Problem requirements » All of the entries need to be written out again, exactly as they are.

(Data records)
● ● ● ● ● ● ●

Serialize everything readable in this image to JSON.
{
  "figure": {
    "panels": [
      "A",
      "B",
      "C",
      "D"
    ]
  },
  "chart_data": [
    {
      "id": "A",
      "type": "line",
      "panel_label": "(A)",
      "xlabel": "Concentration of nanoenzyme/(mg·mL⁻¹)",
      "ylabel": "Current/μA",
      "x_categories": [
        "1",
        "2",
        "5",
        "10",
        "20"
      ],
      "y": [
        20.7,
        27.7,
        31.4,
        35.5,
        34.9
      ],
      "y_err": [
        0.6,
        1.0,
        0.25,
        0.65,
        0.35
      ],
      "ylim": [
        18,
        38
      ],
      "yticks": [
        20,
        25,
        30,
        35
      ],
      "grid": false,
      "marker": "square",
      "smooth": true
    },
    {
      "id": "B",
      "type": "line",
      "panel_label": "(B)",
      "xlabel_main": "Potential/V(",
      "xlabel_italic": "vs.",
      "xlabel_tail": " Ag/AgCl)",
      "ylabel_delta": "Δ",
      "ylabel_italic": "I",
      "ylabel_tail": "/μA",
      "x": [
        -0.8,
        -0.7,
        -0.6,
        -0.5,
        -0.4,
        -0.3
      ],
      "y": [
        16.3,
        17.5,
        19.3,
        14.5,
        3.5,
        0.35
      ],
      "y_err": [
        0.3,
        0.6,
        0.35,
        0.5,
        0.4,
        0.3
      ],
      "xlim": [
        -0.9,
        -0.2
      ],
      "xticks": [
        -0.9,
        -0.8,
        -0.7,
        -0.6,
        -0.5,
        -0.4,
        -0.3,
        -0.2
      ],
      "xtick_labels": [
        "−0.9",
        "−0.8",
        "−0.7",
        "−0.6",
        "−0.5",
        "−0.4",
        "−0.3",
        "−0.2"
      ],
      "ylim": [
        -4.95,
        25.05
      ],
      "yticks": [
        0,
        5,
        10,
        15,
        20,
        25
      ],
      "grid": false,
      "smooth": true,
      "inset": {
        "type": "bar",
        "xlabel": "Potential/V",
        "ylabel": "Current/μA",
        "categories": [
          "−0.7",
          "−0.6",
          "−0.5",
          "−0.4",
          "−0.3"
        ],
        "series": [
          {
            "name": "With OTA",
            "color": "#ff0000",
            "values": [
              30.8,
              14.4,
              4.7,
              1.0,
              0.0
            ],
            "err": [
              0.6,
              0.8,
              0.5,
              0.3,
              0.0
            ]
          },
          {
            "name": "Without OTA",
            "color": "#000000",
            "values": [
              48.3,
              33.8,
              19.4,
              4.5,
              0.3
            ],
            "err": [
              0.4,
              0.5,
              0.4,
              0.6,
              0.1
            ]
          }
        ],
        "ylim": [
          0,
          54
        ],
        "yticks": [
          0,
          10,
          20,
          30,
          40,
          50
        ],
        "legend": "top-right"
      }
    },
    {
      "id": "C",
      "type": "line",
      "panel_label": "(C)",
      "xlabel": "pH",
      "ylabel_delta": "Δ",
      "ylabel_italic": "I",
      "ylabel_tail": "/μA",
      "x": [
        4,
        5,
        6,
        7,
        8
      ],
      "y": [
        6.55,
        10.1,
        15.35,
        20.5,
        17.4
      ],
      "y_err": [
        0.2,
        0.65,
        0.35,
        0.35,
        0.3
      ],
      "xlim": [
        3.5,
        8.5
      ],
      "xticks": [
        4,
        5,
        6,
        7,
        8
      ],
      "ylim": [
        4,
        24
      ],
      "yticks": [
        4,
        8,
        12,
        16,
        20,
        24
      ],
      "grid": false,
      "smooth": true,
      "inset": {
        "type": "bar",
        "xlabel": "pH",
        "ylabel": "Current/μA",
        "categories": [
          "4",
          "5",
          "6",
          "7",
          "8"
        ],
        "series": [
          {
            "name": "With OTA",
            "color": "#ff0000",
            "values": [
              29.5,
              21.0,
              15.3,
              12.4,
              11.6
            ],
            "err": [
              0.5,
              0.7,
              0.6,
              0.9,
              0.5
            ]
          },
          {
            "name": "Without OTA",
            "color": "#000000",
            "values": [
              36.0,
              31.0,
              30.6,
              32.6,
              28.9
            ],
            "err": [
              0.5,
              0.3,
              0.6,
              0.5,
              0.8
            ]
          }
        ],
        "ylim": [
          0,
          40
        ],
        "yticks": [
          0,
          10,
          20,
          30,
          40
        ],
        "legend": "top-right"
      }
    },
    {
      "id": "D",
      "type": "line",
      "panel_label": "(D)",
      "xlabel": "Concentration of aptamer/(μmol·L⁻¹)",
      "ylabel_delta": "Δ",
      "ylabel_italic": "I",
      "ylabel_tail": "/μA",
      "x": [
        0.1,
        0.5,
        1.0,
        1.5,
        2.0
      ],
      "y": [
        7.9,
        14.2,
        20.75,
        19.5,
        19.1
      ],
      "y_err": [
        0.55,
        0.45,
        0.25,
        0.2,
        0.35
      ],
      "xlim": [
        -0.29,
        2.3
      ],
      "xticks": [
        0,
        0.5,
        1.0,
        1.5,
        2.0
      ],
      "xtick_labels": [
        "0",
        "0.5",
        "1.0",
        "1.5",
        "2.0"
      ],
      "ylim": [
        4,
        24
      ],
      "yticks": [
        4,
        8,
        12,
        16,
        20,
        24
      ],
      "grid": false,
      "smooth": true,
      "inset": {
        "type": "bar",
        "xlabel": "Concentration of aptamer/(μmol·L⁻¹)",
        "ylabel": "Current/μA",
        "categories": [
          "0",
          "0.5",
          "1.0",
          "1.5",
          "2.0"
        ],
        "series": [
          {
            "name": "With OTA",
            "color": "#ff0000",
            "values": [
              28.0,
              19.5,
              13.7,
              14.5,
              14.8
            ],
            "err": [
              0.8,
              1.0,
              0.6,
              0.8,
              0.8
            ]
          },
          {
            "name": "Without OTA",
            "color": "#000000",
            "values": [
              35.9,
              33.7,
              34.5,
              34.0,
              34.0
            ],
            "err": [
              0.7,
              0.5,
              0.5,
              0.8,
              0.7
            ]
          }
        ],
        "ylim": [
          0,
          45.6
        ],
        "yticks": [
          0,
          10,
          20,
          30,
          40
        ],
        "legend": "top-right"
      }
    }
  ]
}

● ● ● ● ● ● ●

Exercise result »
Serialize everything readable in this image to JSON.
{
  "figure": {
    "panels": [
      "A",
      "B",
      "C",
      "D"
    ]
  },
  "chart_data": [
    {
      "id": "A",
      "type": "line",
      "panel_label": "(A)",
      "xlabel": "Concentration of nanoenzyme/(mg·mL⁻¹)",
      "ylabel": "Current/μA",
      "x_categories": [
        "1",
        "2",
        "5",
        "10",
        "20"
      ],
      "y": [
        20.7,
        27.7,
        31.4,
        35.5,
        34.9
      ],
      "y_err": [
        0.6,
        1.0,
        0.25,
        0.65,
        0.35
      ],
      "ylim": [
        18,
        38
      ],
      "yticks": [
        20,
        25,
        30,
        35
      ],
      "grid": false,
      "marker": "square",
      "smooth": true
    },
    {
      "id": "B",
      "type": "line",
      "panel_label": "(B)",
      "xlabel_main": "Potential/V(",
      "xlabel_italic": "vs.",
      "xlabel_tail": " Ag/AgCl)",
      "ylabel_delta": "Δ",
      "ylabel_italic": "I",
      "ylabel_tail": "/μA",
      "x": [
        -0.8,
        -0.7,
        -0.6,
        -0.5,
        -0.4,
        -0.3
      ],
      "y": [
        16.3,
        17.5,
        19.3,
        14.5,
        3.5,
        0.35
      ],
      "y_err": [
        0.3,
        0.6,
        0.35,
        0.5,
        0.4,
        0.3
      ],
      "xlim": [
        -0.9,
        -0.2
      ],
      "xticks": [
        -0.9,
        -0.8,
        -0.7,
        -0.6,
        -0.5,
        -0.4,
        -0.3,
        -0.2
      ],
      "xtick_labels": [
        "−0.9",
        "−0.8",
        "−0.7",
        "−0.6",
        "−0.5",
        "−0.4",
        "−0.3",
        "−0.2"
      ],
      "ylim": [
        -4.95,
        25.05
      ],
      "yticks": [
        0,
        5,
        10,
        15,
        20,
        25
      ],
      "grid": false,
      "smooth": true,
      "inset": {
        "type": "bar",
        "xlabel": "Potential/V",
        "ylabel": "Current/μA",
        "categories": [
          "−0.7",
          "−0.6",
          "−0.5",
          "−0.4",
          "−0.3"
        ],
        "series": [
          {
            "name": "With OTA",
            "color": "#ff0000",
            "values": [
              30.8,
              14.4,
              4.7,
              1.0,
              0.0
            ],
            "err": [
              0.6,
              0.8,
              0.5,
              0.3,
              0.0
            ]
          },
          {
            "name": "Without OTA",
            "color": "#000000",
            "values": [
              48.3,
              33.8,
              19.4,
              4.5,
              0.3
            ],
            "err": [
              0.4,
              0.5,
              0.4,
              0.6,
              0.1
            ]
          }
        ],
        "ylim": [
          0,
          54
        ],
        "yticks": [
          0,
          10,
          20,
          30,
          40,
          50
        ],
        "legend": "top-right"
      }
    },
    {
      "id": "C",
      "type": "line",
      "panel_label": "(C)",
      "xlabel": "pH",
      "ylabel_delta": "Δ",
      "ylabel_italic": "I",
      "ylabel_tail": "/μA",
      "x": [
        4,
        5,
        6,
        7,
        8
      ],
      "y": [
        6.55,
        10.1,
        15.35,
        20.5,
        17.4
      ],
      "y_err": [
        0.2,
        0.65,
        0.35,
        0.35,
        0.3
      ],
      "xlim": [
        3.5,
        8.5
      ],
      "xticks": [
        4,
        5,
        6,
        7,
        8
      ],
      "ylim": [
        4,
        24
      ],
      "yticks": [
        4,
        8,
        12,
        16,
        20,
        24
      ],
      "grid": false,
      "smooth": true,
      "inset": {
        "type": "bar",
        "xlabel": "pH",
        "ylabel": "Current/μA",
        "categories": [
          "4",
          "5",
          "6",
          "7",
          "8"
        ],
        "series": [
          {
            "name": "With OTA",
            "color": "#ff0000",
            "values": [
              29.5,
              21.0,
              15.3,
              12.4,
              11.6
            ],
            "err": [
              0.5,
              0.7,
              0.6,
              0.9,
              0.5
            ]
          },
          {
            "name": "Without OTA",
            "color": "#000000",
            "values": [
              36.0,
              31.0,
              30.6,
              32.6,
              28.9
            ],
            "err": [
              0.5,
              0.3,
              0.6,
              0.5,
              0.8
            ]
          }
        ],
        "ylim": [
          0,
          40
        ],
        "yticks": [
          0,
          10,
          20,
          30,
          40
        ],
        "legend": "top-right"
      }
    },
    {
      "id": "D",
      "type": "line",
      "panel_label": "(D)",
      "xlabel": "Concentration of aptamer/(μmol·L⁻¹)",
      "ylabel_delta": "Δ",
      "ylabel_italic": "I",
      "ylabel_tail": "/μA",
      "x": [
        0.1,
        0.5,
        1.0,
        1.5,
        2.0
      ],
      "y": [
        7.9,
        14.2,
        20.75,
        19.5,
        19.1
      ],
      "y_err": [
        0.55,
        0.45,
        0.25,
        0.2,
        0.35
      ],
      "xlim": [
        -0.29,
        2.3
      ],
      "xticks": [
        0,
        0.5,
        1.0,
        1.5,
        2.0
      ],
      "xtick_labels": [
        "0",
        "0.5",
        "1.0",
        "1.5",
        "2.0"
      ],
      "ylim": [
        4,
        24
      ],
      "yticks": [
        4,
        8,
        12,
        16,
        20,
        24
      ],
      "grid": false,
      "smooth": true,
      "inset": {
        "type": "bar",
        "xlabel": "Concentration of aptamer/(μmol·L⁻¹)",
        "ylabel": "Current/μA",
        "categories": [
          "0",
          "0.5",
          "1.0",
          "1.5",
          "2.0"
        ],
        "series": [
          {
            "name": "With OTA",
            "color": "#ff0000",
            "values": [
              28.0,
              19.5,
              13.7,
              14.5,
              14.8
            ],
            "err": [
              0.8,
              1.0,
              0.6,
              0.8,
              0.8
            ]
          },
          {
            "name": "Without OTA",
            "color": "#000000",
            "values": [
              35.9,
              33.7,
              34.5,
              34.0,
              34.0
            ],
            "err": [
              0.7,
              0.5,
              0.5,
              0.8,
              0.7
            ]
          }
        ],
        "ylim": [
          0,
          45.6
        ],
        "yticks": [
          0,
          10,
          20,
          30,
          40
        ],
        "legend": "top-right"
      }
    }
  ]
}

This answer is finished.